Requirement: Which lines below hold the word "Loss"? Copy all of them.

====== Dataset rows

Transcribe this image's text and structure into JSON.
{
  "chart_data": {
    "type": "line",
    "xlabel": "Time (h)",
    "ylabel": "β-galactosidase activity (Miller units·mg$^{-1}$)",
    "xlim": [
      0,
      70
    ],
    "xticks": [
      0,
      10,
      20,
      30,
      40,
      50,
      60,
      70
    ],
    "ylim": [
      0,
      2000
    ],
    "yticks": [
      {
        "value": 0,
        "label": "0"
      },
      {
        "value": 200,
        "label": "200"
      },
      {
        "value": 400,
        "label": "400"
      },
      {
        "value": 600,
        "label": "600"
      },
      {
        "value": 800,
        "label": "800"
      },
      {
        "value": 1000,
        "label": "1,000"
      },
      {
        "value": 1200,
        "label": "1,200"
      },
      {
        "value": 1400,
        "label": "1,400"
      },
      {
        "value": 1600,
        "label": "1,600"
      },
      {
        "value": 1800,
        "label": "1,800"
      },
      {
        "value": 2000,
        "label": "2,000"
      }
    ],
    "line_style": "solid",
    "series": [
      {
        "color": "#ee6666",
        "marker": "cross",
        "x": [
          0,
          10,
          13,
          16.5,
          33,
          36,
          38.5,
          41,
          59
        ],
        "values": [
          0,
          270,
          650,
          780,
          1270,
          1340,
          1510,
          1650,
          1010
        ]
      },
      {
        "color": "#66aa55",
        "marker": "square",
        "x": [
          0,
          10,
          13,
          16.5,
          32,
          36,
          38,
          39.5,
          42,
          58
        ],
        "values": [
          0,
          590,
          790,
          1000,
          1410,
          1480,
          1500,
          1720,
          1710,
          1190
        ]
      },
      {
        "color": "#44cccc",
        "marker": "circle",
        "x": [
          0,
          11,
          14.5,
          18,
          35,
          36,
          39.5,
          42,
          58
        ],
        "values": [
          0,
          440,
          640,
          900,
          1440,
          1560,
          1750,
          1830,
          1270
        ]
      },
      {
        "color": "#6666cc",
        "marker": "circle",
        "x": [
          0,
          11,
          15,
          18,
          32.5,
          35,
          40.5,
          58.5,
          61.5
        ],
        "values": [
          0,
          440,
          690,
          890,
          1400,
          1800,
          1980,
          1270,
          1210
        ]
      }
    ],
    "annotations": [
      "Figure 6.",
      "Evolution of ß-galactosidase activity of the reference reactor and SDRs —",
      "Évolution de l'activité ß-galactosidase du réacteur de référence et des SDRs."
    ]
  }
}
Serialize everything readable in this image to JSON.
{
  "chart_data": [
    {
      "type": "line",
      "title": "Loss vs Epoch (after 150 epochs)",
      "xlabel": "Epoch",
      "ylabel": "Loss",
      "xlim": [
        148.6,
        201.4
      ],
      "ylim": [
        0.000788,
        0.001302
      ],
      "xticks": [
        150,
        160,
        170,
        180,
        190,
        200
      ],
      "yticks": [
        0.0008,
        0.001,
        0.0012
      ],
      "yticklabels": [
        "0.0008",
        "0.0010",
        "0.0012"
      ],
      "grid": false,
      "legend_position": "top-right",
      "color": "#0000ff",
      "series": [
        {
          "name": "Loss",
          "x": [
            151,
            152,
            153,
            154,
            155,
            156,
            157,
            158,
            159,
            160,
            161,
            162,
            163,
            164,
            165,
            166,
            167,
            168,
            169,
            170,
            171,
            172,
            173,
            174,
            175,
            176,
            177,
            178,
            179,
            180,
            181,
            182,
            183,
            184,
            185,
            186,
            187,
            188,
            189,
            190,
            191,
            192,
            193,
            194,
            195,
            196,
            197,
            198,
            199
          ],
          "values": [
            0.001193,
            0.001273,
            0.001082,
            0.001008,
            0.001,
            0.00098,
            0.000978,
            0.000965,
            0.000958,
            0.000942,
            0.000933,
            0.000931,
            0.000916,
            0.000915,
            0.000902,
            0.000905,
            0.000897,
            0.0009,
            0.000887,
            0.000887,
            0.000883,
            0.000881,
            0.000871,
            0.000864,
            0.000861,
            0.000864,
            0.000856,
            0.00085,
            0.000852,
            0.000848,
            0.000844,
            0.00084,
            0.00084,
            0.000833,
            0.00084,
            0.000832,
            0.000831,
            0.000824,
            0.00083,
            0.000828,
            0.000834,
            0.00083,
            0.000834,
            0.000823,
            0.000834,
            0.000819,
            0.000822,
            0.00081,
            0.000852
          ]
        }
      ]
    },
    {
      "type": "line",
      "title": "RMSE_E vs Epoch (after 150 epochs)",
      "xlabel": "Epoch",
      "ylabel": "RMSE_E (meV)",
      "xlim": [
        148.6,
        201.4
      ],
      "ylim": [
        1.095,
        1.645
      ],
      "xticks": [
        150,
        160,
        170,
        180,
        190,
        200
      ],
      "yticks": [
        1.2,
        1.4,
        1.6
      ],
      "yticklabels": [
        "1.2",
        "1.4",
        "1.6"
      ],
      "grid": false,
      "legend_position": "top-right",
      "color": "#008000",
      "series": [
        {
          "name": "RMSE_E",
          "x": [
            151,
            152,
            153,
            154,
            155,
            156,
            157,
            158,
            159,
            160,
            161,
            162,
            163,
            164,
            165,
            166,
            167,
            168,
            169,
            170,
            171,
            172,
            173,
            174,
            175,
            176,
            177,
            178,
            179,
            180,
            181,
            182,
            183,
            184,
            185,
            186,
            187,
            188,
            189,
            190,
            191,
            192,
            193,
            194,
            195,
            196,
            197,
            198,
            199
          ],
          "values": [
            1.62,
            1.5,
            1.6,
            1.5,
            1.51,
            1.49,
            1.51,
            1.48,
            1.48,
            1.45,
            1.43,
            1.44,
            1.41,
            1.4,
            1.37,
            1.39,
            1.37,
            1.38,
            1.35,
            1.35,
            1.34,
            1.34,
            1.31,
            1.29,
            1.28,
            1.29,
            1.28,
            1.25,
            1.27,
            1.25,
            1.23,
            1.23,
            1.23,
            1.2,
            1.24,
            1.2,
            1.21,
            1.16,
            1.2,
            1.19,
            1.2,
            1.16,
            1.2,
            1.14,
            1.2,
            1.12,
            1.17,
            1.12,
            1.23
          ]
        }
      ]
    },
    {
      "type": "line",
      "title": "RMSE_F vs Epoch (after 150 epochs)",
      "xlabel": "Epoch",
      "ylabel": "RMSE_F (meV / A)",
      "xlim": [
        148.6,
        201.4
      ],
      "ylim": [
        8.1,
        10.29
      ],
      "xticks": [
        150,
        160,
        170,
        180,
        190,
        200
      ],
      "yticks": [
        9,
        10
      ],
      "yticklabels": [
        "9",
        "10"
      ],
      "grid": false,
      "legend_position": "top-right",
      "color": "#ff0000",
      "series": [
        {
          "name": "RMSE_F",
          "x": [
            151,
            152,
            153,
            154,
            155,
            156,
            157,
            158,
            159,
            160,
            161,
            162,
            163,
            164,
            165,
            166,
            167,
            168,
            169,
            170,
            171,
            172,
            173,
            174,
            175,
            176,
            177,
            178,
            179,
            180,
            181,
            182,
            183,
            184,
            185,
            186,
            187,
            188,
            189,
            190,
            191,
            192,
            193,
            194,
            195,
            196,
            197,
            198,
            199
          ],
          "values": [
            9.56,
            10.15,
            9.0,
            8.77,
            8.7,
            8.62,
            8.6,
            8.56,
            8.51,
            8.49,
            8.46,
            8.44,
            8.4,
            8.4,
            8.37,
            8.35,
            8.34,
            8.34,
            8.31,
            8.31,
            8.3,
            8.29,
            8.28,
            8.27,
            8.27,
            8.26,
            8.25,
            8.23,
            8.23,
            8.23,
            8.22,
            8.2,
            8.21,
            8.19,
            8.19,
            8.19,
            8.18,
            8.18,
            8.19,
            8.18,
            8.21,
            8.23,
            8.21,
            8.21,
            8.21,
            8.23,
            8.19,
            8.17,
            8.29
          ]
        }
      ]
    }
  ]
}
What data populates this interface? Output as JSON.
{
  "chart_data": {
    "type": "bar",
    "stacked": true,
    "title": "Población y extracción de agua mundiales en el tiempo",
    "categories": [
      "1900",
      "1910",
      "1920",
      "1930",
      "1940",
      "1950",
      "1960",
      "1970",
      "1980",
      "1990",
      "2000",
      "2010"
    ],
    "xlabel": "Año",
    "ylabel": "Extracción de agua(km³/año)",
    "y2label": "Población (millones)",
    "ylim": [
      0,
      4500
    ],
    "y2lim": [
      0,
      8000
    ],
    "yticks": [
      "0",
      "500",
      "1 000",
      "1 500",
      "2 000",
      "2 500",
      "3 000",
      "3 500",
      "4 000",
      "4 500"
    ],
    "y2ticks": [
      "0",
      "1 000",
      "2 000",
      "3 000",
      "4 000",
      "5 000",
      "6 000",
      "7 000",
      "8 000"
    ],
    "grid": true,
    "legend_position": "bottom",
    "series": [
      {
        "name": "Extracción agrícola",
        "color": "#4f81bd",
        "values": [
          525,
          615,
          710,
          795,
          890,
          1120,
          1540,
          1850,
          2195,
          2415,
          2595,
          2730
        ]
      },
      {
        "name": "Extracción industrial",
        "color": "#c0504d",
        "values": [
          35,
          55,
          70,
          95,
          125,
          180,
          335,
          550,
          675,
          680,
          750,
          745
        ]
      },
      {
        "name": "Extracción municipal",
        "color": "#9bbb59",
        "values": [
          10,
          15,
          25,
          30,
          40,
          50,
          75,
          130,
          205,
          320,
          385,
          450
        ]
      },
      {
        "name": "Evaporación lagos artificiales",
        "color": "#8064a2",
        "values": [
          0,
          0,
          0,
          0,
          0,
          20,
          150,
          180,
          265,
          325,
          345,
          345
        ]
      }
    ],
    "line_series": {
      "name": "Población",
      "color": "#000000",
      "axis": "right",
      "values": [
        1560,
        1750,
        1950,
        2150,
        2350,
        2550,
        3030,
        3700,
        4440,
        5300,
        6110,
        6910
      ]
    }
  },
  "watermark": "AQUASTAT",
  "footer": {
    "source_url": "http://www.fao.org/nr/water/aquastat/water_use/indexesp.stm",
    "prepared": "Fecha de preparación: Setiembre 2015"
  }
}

============

Completed task:
      "title": "Loss vs Epoch (after 150 epochs)",
      "ylabel": "Loss",
          "name": "Loss",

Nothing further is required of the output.